# Task details
Give back the entire listing verbatim.

# Entries

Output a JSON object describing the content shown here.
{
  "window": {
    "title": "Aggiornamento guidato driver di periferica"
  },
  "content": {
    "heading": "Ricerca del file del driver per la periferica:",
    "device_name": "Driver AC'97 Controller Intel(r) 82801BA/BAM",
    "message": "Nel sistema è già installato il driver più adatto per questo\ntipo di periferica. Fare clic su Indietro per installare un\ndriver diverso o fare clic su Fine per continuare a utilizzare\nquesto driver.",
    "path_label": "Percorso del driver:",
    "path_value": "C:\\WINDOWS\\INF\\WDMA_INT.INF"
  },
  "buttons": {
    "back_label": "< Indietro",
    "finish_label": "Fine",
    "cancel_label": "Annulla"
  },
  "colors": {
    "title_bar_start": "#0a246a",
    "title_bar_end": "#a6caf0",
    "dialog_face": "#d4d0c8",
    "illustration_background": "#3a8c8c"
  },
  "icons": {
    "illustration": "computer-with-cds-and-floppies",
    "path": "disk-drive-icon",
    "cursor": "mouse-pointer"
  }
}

# The completed task
Output a JSON object describing the content shown here.
{
  "window": {
    "title": "Aggiornamento guidato driver di periferica"
  },
  "content": {
    "heading": "Ricerca del file del driver per la periferica:",
    "device_name": "Driver AC'97 Controller Intel(r) 82801BA/BAM",
    "message": "Nel sistema è già installato il driver più adatto per questo\ntipo di periferica. Fare clic su Indietro per installare un\ndriver diverso o fare clic su Fine per continuare a utilizzare\nquesto driver.",
    "path_label": "Percorso del driver:",
    "path_value": "C:\\WINDOWS\\INF\\WDMA_INT.INF"
  },
  "buttons": {
    "back_label": "< Indietro",
    "finish_label": "Fine",
    "cancel_label": "Annulla"
  },
  "colors": {
    "title_bar_start": "#0a246a",
    "title_bar_end": "#a6caf0",
    "dialog_face": "#d4d0c8",
    "illustration_background": "#3a8c8c"
  },
  "icons": {
    "illustration": "computer-with-cds-and-floppies",
    "path": "disk-drive-icon",
    "cursor": "mouse-pointer"
  }
}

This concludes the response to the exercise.